:: Work to complete ::
Wherever the word "заменить" appears in the entries, copy the whole line.

§ §

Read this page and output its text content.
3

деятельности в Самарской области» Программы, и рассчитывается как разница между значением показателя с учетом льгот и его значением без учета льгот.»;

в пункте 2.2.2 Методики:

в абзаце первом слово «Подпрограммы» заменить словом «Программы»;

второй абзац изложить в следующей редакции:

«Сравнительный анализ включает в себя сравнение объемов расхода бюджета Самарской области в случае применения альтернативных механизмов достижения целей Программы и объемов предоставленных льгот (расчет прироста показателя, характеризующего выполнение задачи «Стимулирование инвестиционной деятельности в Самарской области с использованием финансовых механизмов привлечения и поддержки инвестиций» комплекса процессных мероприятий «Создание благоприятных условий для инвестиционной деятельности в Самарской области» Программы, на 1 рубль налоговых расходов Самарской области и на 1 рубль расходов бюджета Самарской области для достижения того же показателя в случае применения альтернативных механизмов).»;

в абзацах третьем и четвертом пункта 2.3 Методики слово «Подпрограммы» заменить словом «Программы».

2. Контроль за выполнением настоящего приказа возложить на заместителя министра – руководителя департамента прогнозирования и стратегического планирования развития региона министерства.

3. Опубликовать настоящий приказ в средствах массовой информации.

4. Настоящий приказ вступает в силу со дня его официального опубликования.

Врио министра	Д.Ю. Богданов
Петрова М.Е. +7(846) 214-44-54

§ §

:: Answer for the task ::
в абзаце первом слово «Подпрограммы» заменить словом «Программы»;
в абзацах третьем и четвертом пункта 2.3 Методики слово «Подпрограммы» заменить словом «Программы».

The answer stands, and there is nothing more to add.